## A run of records
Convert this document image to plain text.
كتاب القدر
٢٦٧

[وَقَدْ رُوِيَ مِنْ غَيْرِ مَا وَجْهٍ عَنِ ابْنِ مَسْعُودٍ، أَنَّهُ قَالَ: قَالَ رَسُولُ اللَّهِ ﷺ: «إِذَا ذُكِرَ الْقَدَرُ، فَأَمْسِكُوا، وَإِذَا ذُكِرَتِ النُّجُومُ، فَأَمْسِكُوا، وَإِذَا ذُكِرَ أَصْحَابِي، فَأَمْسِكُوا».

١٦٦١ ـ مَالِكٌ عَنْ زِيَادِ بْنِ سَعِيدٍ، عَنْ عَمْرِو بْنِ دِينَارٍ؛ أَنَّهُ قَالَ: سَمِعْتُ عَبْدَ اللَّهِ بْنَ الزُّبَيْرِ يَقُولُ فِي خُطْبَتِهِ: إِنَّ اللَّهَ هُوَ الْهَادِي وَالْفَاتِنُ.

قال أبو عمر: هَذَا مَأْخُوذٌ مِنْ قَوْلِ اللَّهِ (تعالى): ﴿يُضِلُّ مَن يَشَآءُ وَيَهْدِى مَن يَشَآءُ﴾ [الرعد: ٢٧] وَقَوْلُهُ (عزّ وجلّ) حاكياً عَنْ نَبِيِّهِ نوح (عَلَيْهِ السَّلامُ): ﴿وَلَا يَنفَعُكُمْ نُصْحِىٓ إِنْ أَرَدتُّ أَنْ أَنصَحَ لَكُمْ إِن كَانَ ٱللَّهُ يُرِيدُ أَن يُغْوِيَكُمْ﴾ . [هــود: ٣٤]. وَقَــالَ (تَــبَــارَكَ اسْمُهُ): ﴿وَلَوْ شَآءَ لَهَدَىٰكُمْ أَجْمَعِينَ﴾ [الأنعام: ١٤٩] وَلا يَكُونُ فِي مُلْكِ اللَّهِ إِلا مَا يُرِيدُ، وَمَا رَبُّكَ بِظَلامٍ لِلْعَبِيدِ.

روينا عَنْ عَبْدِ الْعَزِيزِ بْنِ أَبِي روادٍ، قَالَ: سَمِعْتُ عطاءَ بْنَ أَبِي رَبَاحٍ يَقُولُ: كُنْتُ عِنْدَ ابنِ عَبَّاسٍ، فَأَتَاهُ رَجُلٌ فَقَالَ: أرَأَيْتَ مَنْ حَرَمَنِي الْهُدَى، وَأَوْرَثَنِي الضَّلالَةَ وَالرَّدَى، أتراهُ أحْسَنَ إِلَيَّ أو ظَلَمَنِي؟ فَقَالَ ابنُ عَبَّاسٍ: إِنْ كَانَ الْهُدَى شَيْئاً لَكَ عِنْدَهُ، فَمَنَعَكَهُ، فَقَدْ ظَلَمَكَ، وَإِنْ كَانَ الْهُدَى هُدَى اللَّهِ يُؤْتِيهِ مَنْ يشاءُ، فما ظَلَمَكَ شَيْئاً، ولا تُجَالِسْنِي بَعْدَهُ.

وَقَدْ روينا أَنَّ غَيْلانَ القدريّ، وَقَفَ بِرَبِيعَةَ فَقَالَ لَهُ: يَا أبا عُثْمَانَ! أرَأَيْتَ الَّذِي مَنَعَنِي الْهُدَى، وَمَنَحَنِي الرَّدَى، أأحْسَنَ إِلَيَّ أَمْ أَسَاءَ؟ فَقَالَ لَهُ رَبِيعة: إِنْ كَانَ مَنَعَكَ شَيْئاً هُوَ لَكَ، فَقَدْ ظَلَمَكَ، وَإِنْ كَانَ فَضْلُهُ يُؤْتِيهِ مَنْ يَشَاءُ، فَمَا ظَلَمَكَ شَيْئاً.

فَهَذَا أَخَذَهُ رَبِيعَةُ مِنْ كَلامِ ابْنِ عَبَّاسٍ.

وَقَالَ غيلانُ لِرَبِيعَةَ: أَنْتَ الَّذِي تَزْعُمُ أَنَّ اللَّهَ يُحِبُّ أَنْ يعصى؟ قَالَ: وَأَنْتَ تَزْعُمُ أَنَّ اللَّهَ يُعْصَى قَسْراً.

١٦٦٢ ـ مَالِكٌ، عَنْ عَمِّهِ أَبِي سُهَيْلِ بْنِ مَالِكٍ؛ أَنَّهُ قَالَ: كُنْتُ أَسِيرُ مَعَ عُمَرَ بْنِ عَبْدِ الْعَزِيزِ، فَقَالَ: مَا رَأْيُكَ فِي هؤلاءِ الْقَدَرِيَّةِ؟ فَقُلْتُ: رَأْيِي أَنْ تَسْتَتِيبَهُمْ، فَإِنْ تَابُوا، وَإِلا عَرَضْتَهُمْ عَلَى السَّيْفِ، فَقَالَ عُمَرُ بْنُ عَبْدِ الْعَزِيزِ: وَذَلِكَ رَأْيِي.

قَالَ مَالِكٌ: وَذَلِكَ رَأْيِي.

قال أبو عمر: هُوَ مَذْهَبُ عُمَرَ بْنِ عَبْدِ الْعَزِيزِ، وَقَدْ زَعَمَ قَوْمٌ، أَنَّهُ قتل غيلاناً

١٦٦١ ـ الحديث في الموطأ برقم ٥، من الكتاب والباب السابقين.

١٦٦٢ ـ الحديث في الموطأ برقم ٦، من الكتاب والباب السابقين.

## What to work on
Above are some records. Report the number of their lines that include "روينا", and add nothing else.

## Task solution
2